> **EXERCISE TASKS**:
(A) According to the book description, how many extra pages does the P.S. edition add?
(B) Please write out the book description word for word, between "So begins the" and "reading, and more.", inclusive.

After a mysterious fall from his Manhattan apartment, Philip Chase has moved home with his mother, Charlene, a bitter woman who has never fully accepted the death ofher younger son, Ronnie, five years earlier. Numb from watching too much TV and trading snipes with his mother, Philip is in stasis. But everything changes one winter night when Ronnie's high school girlfriend shows up on their doorstep to deliver the news that she is pregnant ... and the father, she claims, is Ronnie.

So begins the startling tale as Philip and his mother confront Melissa's past and their own. Their search for answers takes them on an emotional journey, placing them in the path of murder and revenge. At once a moving story of redemption and a heart-stopping work of suspense, Strange but True brings to life a cast of characters that no reader will soon forget.

This P.S. edition features an extra 16 pages of insights into the book, including author interviews, recommended reading, and more.

> **MATERIAL**:
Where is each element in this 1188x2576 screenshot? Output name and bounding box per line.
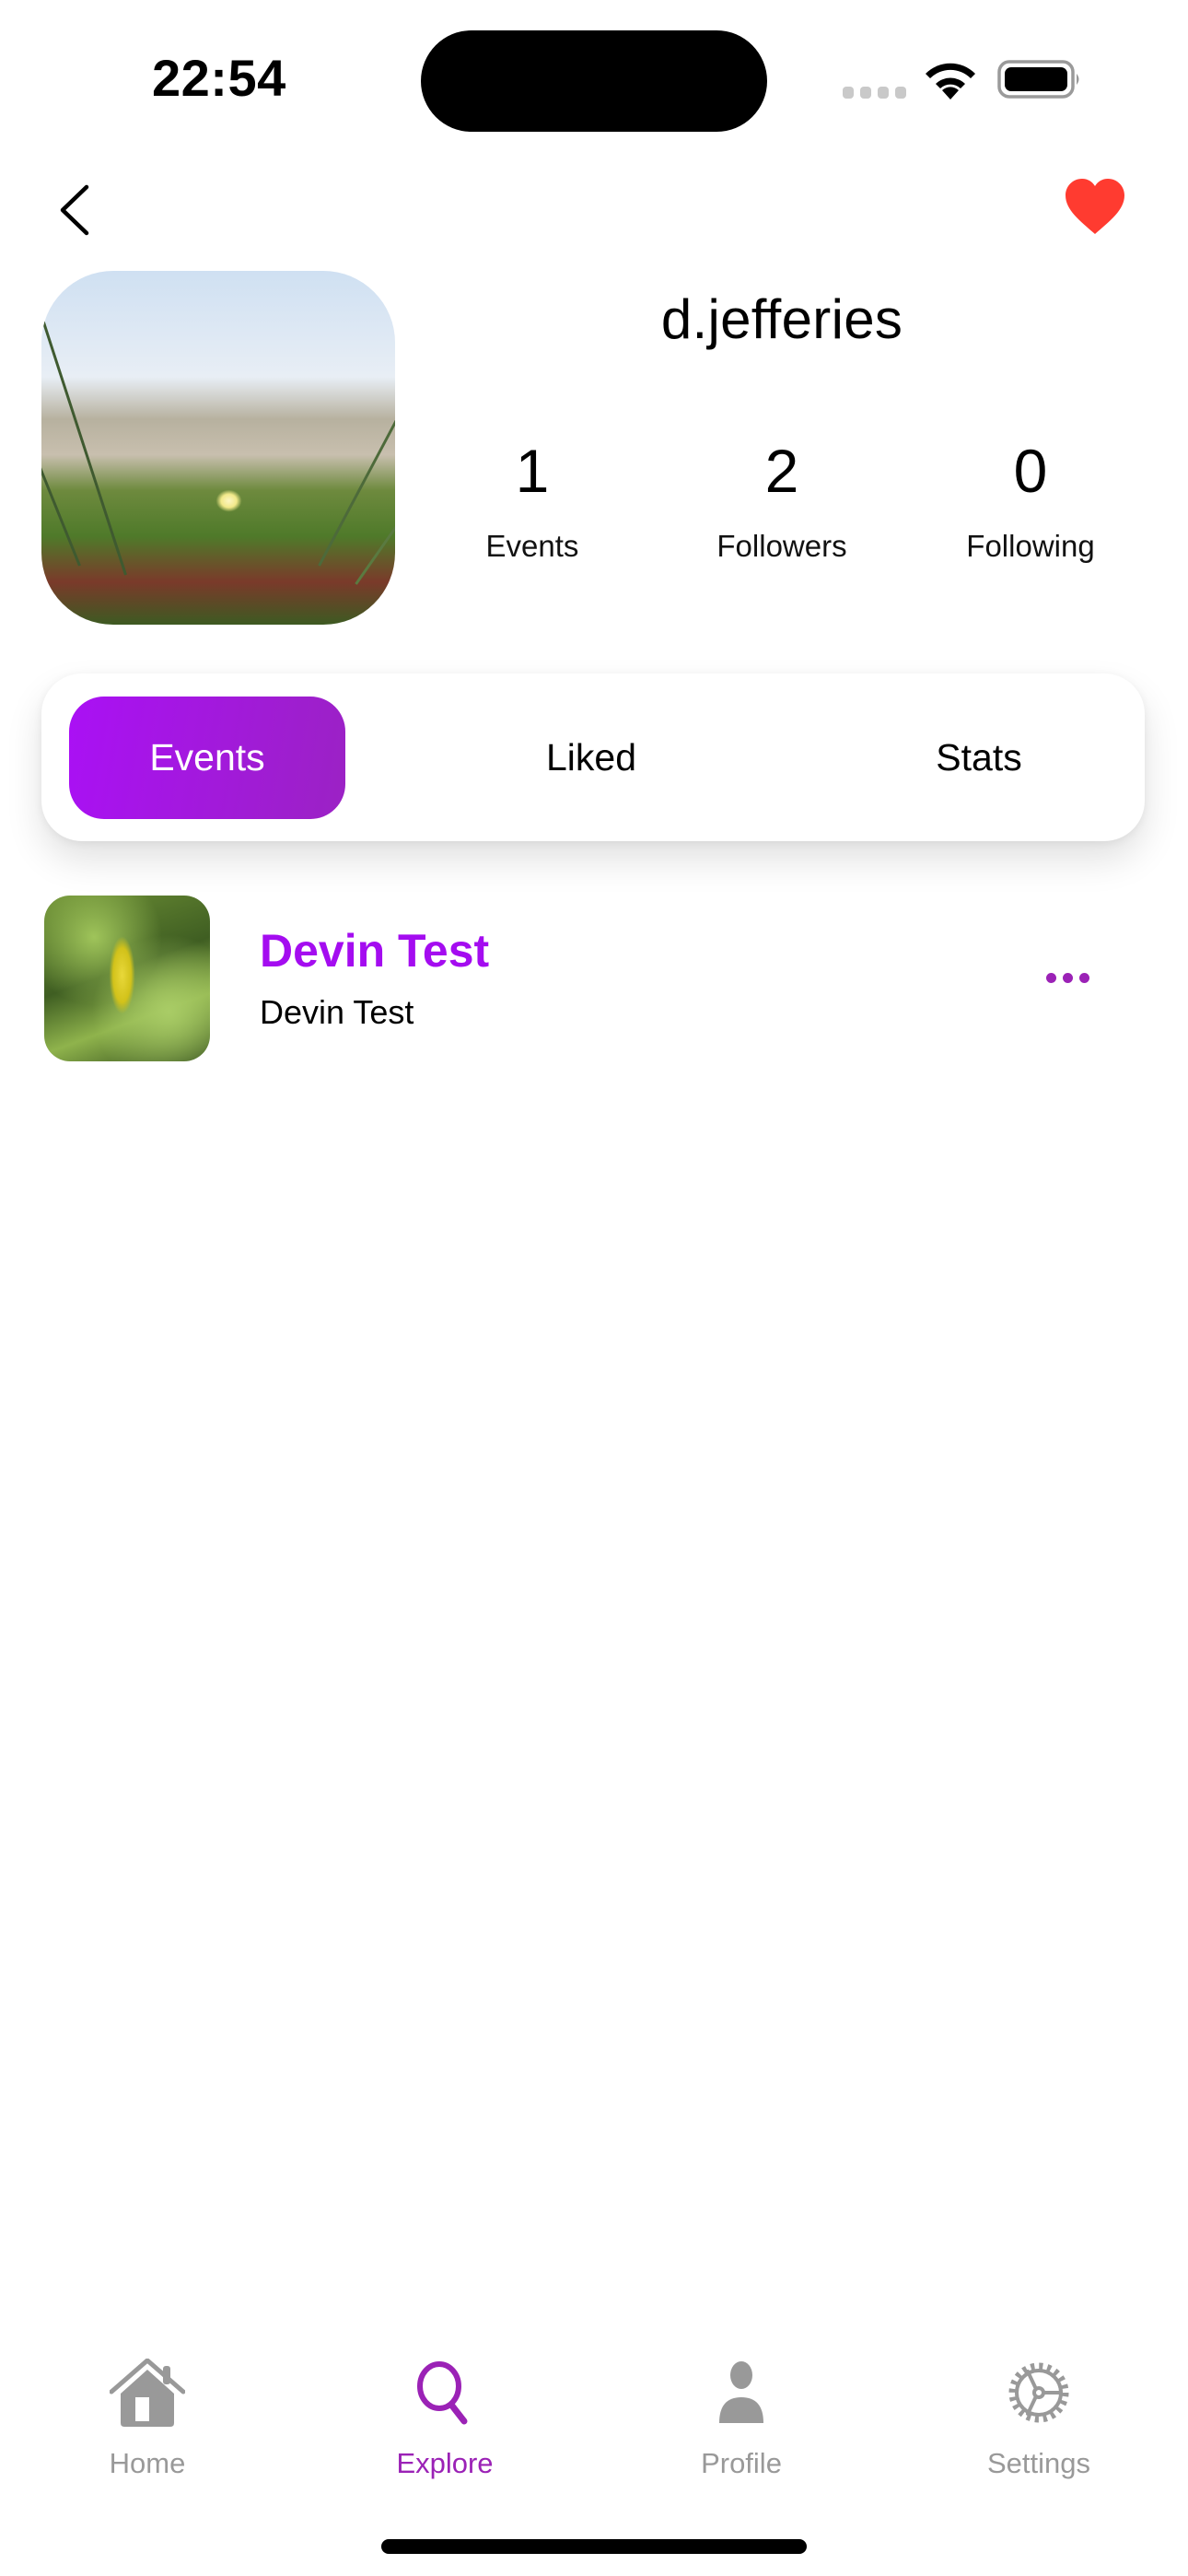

> **TASK-BY-TASK ANSWERS**:
(A) 16 pages

(B)
So begins the startling tale as Philip and his mother confront Melissa's past and their own. Their search for answers takes them on an emotional journey, placing them in the path of murder and revenge. At once a moving story of redemption and a heart-stopping work of suspense, Strange but True brings to life a cast of characters that no reader will soon forget.

This P.S. edition features an extra 16 pages of insights into the book, including author interviews, recommended reading, and more.